SET PROBLEM> Copy each line of the records that holds the string "JSON".

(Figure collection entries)
>>>
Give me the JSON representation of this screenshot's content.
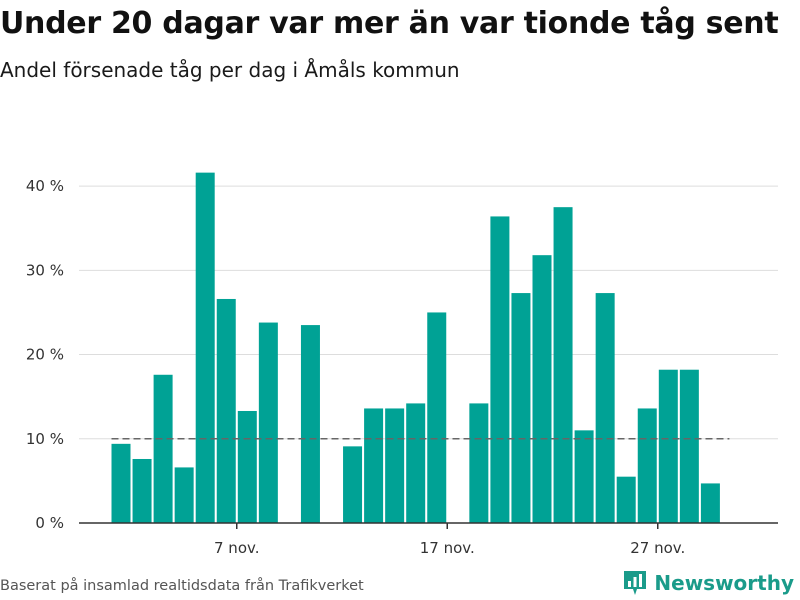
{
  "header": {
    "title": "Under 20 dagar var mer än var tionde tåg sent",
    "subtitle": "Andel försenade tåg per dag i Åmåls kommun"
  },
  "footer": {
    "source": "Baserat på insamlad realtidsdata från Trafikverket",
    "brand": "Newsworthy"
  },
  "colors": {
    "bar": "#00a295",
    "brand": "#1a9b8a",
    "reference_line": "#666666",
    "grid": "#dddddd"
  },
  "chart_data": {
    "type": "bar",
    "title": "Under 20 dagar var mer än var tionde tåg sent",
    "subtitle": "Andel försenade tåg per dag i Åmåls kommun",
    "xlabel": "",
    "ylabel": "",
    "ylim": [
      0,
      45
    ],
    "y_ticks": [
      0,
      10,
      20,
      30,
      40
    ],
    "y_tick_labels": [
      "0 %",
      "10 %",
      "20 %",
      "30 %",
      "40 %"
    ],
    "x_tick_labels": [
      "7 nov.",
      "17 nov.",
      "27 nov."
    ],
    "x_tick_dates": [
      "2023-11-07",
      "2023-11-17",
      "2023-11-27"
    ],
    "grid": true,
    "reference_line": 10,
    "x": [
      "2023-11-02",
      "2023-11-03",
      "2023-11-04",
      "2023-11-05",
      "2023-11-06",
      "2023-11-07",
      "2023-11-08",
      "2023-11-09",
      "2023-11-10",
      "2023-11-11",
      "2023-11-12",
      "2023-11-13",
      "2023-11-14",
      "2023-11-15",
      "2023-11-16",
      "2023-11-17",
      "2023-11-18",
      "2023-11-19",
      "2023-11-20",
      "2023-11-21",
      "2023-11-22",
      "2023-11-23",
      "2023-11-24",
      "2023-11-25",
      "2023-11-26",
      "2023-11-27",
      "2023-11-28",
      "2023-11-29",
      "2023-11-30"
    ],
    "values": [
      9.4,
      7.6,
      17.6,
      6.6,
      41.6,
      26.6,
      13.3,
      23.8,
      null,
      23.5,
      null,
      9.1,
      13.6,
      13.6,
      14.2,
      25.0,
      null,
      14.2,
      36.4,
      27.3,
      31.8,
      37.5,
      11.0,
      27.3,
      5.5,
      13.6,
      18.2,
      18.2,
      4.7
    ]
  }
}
<<<
>>>
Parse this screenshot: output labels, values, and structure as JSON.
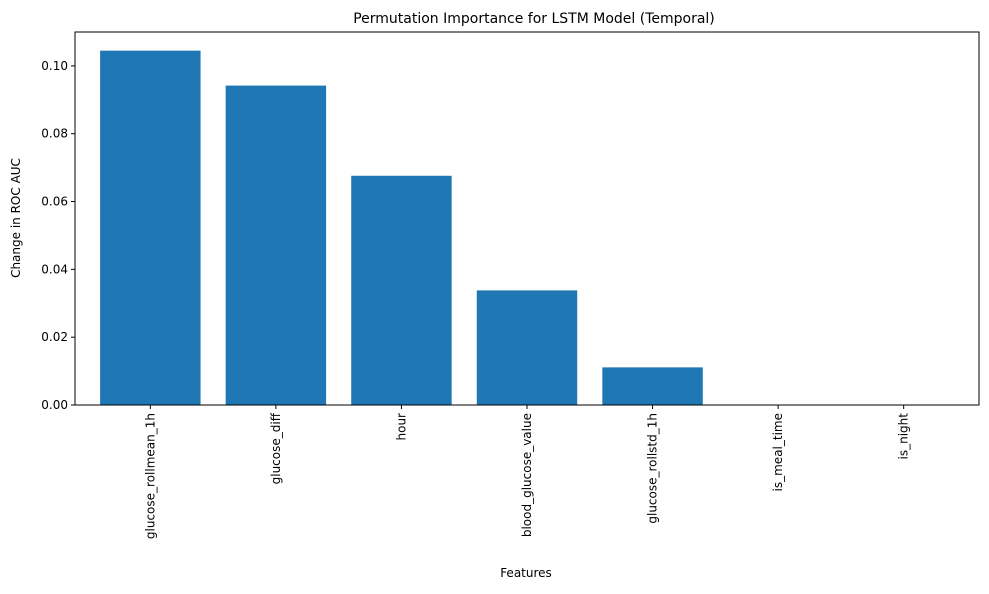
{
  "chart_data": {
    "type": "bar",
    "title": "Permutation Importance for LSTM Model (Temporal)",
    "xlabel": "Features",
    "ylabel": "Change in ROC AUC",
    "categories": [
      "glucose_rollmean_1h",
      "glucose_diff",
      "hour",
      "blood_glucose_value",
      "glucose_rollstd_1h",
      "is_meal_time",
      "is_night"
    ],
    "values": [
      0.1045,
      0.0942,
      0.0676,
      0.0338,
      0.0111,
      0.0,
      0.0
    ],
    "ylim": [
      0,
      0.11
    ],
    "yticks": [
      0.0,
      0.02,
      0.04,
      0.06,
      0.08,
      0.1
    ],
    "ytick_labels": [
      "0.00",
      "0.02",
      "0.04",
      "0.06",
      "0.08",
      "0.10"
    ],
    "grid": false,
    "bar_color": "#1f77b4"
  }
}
<<<
REPLY>
Give me the JSON representation of this screenshot's content.
Parse this screenshot: output labels, values, and structure as JSON.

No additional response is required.